> _WRITTEN TASK_:
Filter the lines below, copying only those with the string "monthly".

> _INPUT DATA_:
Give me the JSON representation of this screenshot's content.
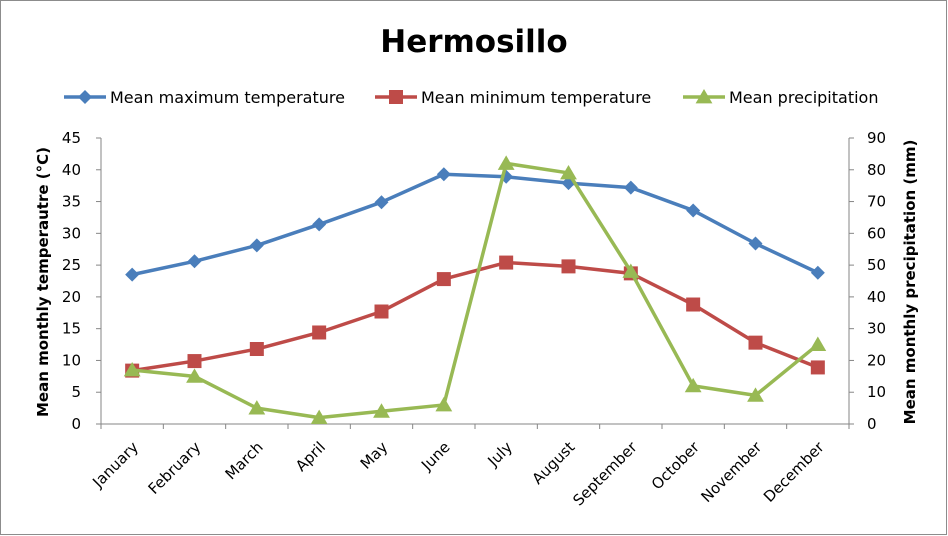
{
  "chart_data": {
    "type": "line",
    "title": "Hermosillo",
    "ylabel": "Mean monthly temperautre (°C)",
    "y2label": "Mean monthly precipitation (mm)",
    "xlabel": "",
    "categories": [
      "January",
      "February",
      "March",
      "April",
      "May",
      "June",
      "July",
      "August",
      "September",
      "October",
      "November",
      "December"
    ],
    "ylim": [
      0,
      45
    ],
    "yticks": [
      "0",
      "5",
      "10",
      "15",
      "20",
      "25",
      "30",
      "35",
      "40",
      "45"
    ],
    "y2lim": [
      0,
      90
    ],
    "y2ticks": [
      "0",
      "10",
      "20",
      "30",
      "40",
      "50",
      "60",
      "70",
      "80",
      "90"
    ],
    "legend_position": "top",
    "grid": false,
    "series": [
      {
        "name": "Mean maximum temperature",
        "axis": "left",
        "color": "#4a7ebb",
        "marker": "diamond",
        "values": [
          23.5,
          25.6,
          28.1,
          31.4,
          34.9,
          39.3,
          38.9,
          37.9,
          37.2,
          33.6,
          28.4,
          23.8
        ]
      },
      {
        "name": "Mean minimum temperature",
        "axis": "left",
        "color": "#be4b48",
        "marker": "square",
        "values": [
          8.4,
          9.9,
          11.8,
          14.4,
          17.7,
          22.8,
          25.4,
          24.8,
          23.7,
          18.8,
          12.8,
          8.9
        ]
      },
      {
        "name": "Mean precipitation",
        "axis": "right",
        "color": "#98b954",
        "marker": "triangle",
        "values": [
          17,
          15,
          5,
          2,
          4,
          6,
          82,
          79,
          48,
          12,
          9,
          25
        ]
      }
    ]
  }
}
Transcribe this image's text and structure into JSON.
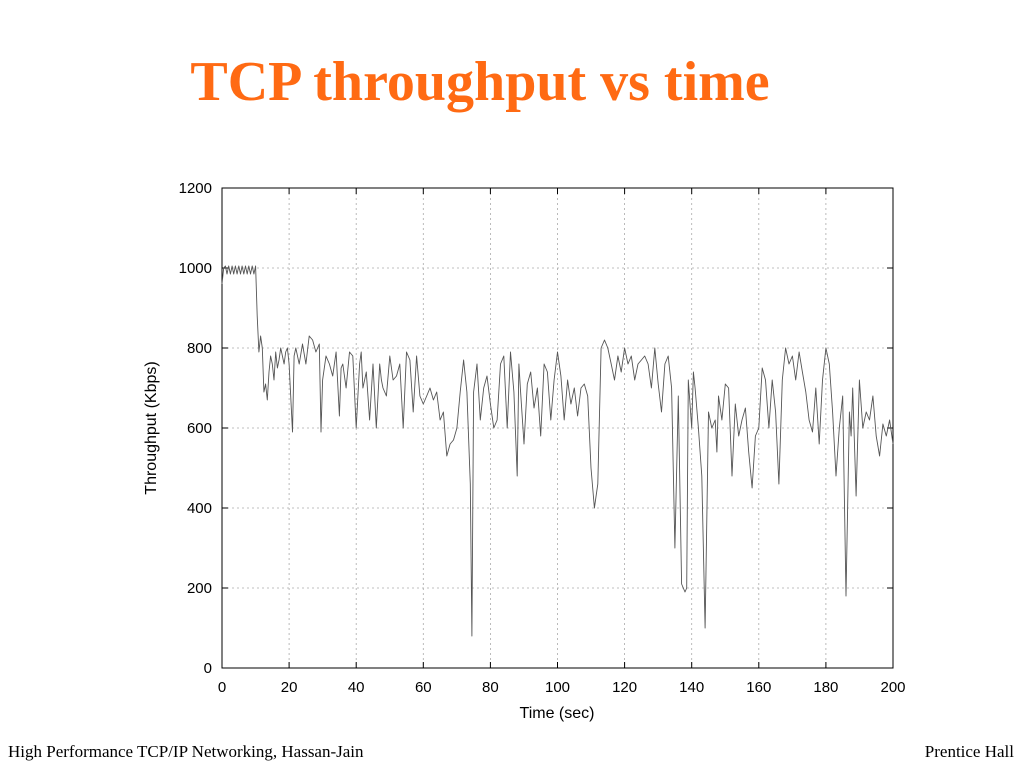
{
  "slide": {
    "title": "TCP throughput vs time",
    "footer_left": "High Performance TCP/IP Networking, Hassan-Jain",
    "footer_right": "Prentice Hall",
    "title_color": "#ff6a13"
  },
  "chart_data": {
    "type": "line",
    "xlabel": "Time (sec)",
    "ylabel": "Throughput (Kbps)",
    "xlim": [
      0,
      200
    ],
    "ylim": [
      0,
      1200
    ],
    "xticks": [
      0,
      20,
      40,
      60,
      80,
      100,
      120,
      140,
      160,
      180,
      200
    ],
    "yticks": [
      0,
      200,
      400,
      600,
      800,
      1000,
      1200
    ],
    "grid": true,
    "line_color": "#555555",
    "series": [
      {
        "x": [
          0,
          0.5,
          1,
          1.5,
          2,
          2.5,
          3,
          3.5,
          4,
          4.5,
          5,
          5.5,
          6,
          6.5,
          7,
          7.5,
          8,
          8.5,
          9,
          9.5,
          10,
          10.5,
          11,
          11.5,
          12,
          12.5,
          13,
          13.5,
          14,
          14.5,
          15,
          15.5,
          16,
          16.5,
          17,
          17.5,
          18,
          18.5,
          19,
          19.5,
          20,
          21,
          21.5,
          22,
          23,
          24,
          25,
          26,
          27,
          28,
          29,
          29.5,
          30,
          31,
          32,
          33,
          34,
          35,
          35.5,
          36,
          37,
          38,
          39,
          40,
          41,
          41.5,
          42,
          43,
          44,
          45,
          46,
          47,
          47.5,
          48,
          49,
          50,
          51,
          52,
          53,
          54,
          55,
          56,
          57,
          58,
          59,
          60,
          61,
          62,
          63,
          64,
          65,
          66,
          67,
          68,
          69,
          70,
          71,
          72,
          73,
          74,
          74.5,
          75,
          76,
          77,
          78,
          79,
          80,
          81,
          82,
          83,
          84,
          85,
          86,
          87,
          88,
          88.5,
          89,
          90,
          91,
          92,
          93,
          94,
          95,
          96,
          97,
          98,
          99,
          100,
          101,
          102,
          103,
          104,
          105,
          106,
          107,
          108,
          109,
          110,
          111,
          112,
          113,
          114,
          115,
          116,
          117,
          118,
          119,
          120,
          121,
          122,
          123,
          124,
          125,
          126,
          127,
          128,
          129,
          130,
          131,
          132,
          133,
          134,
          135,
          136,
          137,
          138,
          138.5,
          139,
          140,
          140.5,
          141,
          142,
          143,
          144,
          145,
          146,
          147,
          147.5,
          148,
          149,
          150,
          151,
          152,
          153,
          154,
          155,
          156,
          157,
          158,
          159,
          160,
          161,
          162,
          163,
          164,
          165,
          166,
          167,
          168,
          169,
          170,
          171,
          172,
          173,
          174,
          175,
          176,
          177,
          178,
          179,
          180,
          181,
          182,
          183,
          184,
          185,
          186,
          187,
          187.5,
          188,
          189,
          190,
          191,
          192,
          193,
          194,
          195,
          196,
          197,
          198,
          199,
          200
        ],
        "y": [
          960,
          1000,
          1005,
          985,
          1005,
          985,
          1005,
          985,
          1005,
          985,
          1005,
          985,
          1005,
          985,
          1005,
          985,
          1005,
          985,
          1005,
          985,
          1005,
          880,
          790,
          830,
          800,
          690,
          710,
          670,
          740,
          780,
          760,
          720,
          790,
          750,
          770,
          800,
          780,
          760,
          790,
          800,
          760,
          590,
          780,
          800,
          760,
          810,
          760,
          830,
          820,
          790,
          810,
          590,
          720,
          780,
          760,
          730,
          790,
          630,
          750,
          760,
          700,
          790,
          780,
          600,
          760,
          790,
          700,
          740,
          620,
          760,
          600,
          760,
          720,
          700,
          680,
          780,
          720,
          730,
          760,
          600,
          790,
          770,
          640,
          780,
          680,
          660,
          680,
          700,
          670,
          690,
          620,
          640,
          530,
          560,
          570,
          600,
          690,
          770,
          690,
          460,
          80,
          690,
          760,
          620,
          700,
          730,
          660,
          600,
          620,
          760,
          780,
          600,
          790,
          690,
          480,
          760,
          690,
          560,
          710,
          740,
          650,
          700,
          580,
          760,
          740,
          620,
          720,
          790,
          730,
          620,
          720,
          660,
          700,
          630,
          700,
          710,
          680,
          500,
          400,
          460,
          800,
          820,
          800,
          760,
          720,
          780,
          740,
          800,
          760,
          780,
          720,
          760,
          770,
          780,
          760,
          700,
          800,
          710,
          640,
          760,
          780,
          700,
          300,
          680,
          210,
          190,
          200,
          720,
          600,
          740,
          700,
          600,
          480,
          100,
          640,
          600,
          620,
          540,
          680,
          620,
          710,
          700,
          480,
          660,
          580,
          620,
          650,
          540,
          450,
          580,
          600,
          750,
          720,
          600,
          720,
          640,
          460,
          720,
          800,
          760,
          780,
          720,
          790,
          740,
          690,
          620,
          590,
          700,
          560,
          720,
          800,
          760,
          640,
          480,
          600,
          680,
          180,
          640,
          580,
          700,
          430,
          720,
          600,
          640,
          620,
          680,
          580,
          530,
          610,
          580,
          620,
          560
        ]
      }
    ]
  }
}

> _ANSWER TO THE PROBLEM_:
    "ylabel": "Mean monthly temperautre (°C)",
    "y2label": "Mean monthly precipitation (mm)",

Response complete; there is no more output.